▶ _Stored data_
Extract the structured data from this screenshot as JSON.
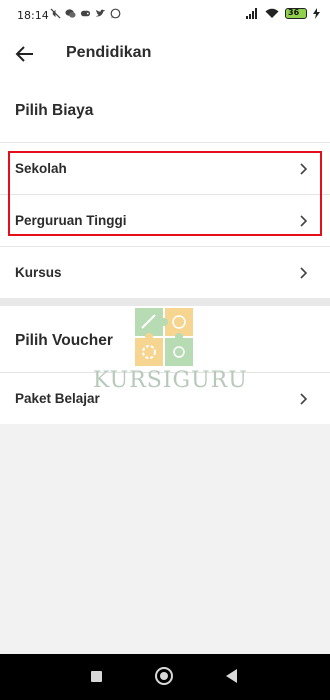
{
  "status_bar": {
    "time": "18:14",
    "left_icons": [
      "mute-icon",
      "chat-icon",
      "gamepad-icon",
      "twitter-icon",
      "whatsapp-icon"
    ],
    "battery_level": "36",
    "charging": true
  },
  "header": {
    "title": "Pendidikan"
  },
  "pilih_biaya": {
    "title": "Pilih Biaya",
    "items": [
      {
        "label": "Sekolah"
      },
      {
        "label": "Perguruan Tinggi"
      },
      {
        "label": "Kursus"
      }
    ]
  },
  "pilih_voucher": {
    "title": "Pilih Voucher",
    "items": [
      {
        "label": "Paket Belajar"
      }
    ]
  },
  "watermark": {
    "text": "KURSIGURU"
  },
  "colors": {
    "highlight": "#e3101c",
    "background": "#f2f2f2"
  }
}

▶ _What to produce_
Repeat all of the entries word for word, but omit the pictures.

▶ _Written reply_
Extract the structured data from this screenshot as JSON.
{
  "status_bar": {
    "time": "18:14",
    "left_icons": [
      "mute-icon",
      "chat-icon",
      "gamepad-icon",
      "twitter-icon",
      "whatsapp-icon"
    ],
    "battery_level": "36",
    "charging": true
  },
  "header": {
    "title": "Pendidikan"
  },
  "pilih_biaya": {
    "title": "Pilih Biaya",
    "items": [
      {
        "label": "Sekolah"
      },
      {
        "label": "Perguruan Tinggi"
      },
      {
        "label": "Kursus"
      }
    ]
  },
  "pilih_voucher": {
    "title": "Pilih Voucher",
    "items": [
      {
        "label": "Paket Belajar"
      }
    ]
  },
  "watermark": {
    "text": "KURSIGURU"
  },
  "colors": {
    "highlight": "#e3101c",
    "background": "#f2f2f2"
  }
}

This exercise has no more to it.